## Extract

Switzer’s company, Youth Scoreboards, was unveiling a new scoreboard system at the complex.

“It may look like a traditional scoreboard, but it’s actually a 6-and-a-half by 10-and-a-half LED screen that looks the part,” said Jon Phillips, the CEO of Youth Scoreboards and a former player of Switzer when the coach led the Oklahoma Sooners.

Phillips moved to Kansas City in the 1990s.

“Between outs, between innings, between games, we have ads that drop into it from the Cloud.”

And the whole system can be accessed with any smart phone.

“The scorekeeper swipes a QR code, the mechanism comes up, and they have control of the board,” Phillips said. “They have control of the outs, the inning, the timer, pitch county, everything, and it’s very intuitive.”

There’s nothing like the scoreboard at the youth level for the simple reason that it was designed for major college football.

## Exercise tasks
1/ Translate this sentence from the scoreboard excerpt into Spanish: "And the whole system can be accessed with any smart phone."
2/ Answer these questions from the scoreboard excerpt:
(a) What is the name of the company unveiling the new scoreboard system?
(b) To which city did Phillips move in the 1990s?
(c) What does the scorekeeper swipe to gain control of the board?
3/ Reproduce the passage of the scoreboard excerpt starting at "Phillips moved to" and ending at "major college football.".

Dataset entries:
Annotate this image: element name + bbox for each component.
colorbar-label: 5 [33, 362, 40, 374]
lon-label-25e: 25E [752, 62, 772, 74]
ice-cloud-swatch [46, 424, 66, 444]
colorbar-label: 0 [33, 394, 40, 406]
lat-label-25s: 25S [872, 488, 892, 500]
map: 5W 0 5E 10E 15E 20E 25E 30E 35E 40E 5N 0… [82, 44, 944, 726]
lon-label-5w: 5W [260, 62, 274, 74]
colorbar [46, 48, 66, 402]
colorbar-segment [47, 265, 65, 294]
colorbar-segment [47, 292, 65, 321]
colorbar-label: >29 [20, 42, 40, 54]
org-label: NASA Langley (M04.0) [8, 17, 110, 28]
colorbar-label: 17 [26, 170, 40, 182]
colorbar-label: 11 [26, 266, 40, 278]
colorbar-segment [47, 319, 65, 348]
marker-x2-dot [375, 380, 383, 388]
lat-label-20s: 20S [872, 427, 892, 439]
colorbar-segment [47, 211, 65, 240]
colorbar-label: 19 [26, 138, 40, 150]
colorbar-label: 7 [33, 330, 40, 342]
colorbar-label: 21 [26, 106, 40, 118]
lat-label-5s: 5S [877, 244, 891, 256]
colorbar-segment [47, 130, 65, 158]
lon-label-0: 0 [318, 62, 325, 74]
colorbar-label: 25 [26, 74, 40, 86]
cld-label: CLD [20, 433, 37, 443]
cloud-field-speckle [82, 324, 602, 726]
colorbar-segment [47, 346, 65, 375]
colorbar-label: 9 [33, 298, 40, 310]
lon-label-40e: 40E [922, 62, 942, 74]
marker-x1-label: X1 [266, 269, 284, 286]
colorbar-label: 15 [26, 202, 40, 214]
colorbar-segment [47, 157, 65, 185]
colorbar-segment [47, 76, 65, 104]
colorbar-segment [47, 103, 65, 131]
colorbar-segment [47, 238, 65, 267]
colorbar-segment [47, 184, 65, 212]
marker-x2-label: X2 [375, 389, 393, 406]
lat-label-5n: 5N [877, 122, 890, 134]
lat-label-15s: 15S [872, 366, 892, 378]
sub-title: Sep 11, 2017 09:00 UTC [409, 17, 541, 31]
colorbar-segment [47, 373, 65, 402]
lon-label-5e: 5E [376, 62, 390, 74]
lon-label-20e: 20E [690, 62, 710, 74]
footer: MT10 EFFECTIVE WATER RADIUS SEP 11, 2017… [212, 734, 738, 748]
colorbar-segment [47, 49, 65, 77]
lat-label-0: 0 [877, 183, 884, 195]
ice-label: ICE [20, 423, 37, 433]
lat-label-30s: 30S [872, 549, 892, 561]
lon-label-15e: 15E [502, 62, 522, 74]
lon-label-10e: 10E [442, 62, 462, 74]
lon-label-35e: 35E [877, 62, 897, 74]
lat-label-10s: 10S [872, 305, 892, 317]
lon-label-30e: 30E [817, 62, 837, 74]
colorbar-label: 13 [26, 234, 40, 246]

## Expected responses
1/ Y se puede acceder a todo el sistema con cualquier teléfono inteligente.

2/
(a) Youth Scoreboards
(b) Kansas City
(c) A QR code

3/
Phillips moved to Kansas City in the 1990s.

“Between outs, between innings, between games, we have ads that drop into it from the Cloud.”

And the whole system can be accessed with any smart phone.

“The scorekeeper swipes a QR code, the mechanism comes up, and they have control of the board,” Phillips said. “They have control of the outs, the inning, the timer, pitch county, everything, and it’s very intuitive.”

There’s nothing like the scoreboard at the youth level for the simple reason that it was designed for major college football.